(Beginning of Material to process)

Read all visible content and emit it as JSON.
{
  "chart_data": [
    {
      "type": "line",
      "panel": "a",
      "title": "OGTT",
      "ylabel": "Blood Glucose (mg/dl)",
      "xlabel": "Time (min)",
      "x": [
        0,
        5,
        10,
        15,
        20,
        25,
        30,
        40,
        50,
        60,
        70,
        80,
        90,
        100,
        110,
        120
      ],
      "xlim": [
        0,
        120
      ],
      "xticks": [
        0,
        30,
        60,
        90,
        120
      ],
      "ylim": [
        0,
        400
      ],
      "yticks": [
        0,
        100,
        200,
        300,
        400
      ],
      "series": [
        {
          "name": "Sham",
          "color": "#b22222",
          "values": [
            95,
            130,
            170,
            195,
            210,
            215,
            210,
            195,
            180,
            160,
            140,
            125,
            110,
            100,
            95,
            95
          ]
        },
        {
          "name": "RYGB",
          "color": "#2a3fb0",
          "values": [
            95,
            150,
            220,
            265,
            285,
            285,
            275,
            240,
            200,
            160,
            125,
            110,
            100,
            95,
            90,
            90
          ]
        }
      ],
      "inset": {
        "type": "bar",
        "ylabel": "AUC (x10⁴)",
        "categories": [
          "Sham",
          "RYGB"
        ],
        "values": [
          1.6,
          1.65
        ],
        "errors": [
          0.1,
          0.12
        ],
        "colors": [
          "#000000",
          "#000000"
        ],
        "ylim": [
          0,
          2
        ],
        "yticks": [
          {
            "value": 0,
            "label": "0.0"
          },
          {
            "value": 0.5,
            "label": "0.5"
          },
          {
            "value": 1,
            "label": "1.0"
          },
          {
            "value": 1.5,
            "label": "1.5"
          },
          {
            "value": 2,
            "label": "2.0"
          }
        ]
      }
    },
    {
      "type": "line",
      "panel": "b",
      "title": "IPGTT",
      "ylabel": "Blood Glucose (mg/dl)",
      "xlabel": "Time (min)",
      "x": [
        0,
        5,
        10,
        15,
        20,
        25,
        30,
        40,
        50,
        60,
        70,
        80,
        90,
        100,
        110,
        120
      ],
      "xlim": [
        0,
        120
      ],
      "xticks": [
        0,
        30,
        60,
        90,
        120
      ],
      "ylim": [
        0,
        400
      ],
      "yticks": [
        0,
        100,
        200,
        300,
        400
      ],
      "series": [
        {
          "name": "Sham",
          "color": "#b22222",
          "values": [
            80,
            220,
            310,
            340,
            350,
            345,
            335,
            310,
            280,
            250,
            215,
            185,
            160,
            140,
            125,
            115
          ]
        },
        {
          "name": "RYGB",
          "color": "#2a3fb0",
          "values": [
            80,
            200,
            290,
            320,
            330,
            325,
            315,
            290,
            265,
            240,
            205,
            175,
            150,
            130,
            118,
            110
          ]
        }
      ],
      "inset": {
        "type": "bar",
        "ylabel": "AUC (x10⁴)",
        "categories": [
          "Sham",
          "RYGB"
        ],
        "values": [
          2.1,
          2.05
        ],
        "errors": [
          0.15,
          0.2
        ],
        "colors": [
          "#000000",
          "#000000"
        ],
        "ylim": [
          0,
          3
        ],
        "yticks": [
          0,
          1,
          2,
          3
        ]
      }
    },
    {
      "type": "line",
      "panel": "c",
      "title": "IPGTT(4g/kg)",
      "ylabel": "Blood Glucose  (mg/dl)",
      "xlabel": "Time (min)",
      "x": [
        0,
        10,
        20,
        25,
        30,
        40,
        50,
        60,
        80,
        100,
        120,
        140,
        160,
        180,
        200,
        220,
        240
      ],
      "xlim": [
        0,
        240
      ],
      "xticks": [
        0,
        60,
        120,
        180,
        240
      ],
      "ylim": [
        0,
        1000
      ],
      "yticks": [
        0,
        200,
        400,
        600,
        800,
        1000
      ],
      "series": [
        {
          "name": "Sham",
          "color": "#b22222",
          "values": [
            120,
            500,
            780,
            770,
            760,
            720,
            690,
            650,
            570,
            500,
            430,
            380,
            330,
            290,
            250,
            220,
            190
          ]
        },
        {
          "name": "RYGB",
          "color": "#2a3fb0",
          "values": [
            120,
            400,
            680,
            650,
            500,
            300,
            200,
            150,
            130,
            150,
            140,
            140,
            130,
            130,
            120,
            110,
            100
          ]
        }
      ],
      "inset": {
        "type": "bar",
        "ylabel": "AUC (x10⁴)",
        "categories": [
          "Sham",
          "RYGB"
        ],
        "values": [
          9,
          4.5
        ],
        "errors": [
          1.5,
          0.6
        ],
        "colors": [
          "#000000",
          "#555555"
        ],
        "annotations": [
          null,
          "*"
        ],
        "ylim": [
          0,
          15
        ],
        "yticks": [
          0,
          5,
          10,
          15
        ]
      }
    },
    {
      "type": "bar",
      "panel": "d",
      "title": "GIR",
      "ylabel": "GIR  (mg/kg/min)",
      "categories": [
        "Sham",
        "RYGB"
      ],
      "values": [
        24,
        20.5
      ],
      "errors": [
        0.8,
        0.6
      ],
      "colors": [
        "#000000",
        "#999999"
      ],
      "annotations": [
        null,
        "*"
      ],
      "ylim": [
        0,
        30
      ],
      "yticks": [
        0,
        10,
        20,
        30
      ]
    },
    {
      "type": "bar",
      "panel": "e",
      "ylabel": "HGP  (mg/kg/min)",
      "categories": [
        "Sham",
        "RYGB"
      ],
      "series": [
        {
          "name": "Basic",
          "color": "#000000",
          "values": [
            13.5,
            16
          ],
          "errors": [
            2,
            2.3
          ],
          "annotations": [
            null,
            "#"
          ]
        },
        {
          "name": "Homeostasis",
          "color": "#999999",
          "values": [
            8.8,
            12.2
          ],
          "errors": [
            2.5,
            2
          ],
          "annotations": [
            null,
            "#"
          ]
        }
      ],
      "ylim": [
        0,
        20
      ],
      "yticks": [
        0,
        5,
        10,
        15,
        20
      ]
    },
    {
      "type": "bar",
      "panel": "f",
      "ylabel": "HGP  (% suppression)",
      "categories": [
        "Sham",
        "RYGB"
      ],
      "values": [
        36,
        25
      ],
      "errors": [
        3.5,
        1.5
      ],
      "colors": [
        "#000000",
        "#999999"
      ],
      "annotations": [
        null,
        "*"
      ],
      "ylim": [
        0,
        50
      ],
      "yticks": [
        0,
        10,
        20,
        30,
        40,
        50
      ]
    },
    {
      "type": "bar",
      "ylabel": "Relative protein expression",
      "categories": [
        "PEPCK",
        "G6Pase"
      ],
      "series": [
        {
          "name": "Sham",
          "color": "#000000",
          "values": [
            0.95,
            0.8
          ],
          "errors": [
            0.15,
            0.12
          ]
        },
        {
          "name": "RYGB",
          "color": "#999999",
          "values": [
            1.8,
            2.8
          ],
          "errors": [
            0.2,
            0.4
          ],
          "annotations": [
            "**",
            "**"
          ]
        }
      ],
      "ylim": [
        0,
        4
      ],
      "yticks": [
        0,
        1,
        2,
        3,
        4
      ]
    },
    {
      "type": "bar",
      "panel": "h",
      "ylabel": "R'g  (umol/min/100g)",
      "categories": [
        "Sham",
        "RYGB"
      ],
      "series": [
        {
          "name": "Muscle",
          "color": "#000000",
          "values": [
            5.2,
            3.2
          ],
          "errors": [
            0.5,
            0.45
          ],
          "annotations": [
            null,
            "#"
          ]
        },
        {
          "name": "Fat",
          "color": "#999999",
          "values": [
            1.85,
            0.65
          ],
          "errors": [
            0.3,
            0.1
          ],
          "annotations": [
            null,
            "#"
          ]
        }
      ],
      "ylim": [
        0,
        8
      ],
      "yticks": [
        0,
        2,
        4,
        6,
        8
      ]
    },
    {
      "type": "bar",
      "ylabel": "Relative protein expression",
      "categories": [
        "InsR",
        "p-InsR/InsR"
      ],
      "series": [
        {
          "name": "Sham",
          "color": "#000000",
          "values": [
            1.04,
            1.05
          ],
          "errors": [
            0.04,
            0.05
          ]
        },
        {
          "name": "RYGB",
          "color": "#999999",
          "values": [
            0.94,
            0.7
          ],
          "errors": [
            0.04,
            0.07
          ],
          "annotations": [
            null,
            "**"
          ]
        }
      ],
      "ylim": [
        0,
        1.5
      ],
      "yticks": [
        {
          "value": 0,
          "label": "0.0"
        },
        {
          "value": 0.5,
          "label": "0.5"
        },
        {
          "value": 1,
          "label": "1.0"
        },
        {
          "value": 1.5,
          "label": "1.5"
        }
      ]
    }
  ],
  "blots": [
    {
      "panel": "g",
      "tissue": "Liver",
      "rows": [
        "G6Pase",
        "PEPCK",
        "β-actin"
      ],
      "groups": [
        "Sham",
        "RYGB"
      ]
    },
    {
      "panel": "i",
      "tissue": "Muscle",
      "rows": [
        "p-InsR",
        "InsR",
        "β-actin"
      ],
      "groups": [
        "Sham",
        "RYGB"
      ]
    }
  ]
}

(End of Material to process)

**Exercise objective**
Determine how many lines in the listing above hold the word "title", answering with the number only.

**Expected output**
4